**Aim:**
Write every record out again exactly as given.

::::

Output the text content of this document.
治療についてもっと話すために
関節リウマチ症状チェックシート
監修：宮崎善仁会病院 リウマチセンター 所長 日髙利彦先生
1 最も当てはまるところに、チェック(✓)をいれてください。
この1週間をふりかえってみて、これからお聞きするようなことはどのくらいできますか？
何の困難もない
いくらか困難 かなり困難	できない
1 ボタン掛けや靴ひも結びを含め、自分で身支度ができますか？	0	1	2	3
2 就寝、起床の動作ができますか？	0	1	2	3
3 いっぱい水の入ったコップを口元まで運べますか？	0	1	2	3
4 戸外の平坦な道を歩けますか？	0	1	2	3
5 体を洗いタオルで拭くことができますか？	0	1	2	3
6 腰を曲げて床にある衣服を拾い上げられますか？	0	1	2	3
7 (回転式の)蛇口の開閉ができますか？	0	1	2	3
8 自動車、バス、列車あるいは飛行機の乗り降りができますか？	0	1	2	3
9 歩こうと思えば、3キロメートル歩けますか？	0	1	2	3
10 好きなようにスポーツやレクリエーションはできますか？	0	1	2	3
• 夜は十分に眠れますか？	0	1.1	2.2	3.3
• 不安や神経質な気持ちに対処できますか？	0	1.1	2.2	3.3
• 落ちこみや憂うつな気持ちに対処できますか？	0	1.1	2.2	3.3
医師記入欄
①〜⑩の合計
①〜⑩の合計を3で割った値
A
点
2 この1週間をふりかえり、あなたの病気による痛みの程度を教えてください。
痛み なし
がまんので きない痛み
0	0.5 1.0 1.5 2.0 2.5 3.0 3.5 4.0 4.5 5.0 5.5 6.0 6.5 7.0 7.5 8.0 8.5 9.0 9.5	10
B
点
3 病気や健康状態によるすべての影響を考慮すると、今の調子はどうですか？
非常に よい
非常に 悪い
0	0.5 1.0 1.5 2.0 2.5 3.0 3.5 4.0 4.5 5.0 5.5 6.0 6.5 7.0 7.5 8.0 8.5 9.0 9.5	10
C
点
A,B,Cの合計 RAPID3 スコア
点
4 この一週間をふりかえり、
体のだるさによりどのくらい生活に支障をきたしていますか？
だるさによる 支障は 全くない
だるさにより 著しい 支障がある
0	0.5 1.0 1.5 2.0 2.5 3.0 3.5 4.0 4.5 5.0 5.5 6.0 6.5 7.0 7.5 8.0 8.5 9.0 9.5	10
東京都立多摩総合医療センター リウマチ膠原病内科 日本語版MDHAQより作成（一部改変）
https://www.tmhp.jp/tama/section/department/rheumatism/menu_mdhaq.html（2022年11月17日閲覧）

::::

**Problem solution:**
Output the text content of this document.
治療についてもっと話すために
関節リウマチ症状チェックシート
監修：宮崎善仁会病院 リウマチセンター 所長 日髙利彦先生
1 最も当てはまるところに、チェック(✓)をいれてください。
この1週間をふりかえってみて、これからお聞きするようなことはどのくらいできますか？
何の困難もない
いくらか困難 かなり困難	できない
1 ボタン掛けや靴ひも結びを含め、自分で身支度ができますか？	0	1	2	3
2 就寝、起床の動作ができますか？	0	1	2	3
3 いっぱい水の入ったコップを口元まで運べますか？	0	1	2	3
4 戸外の平坦な道を歩けますか？	0	1	2	3
5 体を洗いタオルで拭くことができますか？	0	1	2	3
6 腰を曲げて床にある衣服を拾い上げられますか？	0	1	2	3
7 (回転式の)蛇口の開閉ができますか？	0	1	2	3
8 自動車、バス、列車あるいは飛行機の乗り降りができますか？	0	1	2	3
9 歩こうと思えば、3キロメートル歩けますか？	0	1	2	3
10 好きなようにスポーツやレクリエーションはできますか？	0	1	2	3
• 夜は十分に眠れますか？	0	1.1	2.2	3.3
• 不安や神経質な気持ちに対処できますか？	0	1.1	2.2	3.3
• 落ちこみや憂うつな気持ちに対処できますか？	0	1.1	2.2	3.3
医師記入欄
①〜⑩の合計
①〜⑩の合計を3で割った値
A
点
2 この1週間をふりかえり、あなたの病気による痛みの程度を教えてください。
痛み なし
がまんので きない痛み
0	0.5 1.0 1.5 2.0 2.5 3.0 3.5 4.0 4.5 5.0 5.5 6.0 6.5 7.0 7.5 8.0 8.5 9.0 9.5	10
B
点
3 病気や健康状態によるすべての影響を考慮すると、今の調子はどうですか？
非常に よい
非常に 悪い
0	0.5 1.0 1.5 2.0 2.5 3.0 3.5 4.0 4.5 5.0 5.5 6.0 6.5 7.0 7.5 8.0 8.5 9.0 9.5	10
C
点
A,B,Cの合計 RAPID3 スコア
点
4 この一週間をふりかえり、
体のだるさによりどのくらい生活に支障をきたしていますか？
だるさによる 支障は 全くない
だるさにより 著しい 支障がある
0	0.5 1.0 1.5 2.0 2.5 3.0 3.5 4.0 4.5 5.0 5.5 6.0 6.5 7.0 7.5 8.0 8.5 9.0 9.5	10
東京都立多摩総合医療センター リウマチ膠原病内科 日本語版MDHAQより作成（一部改変）
https://www.tmhp.jp/tama/section/department/rheumatism/menu_mdhaq.html（2022年11月17日閲覧）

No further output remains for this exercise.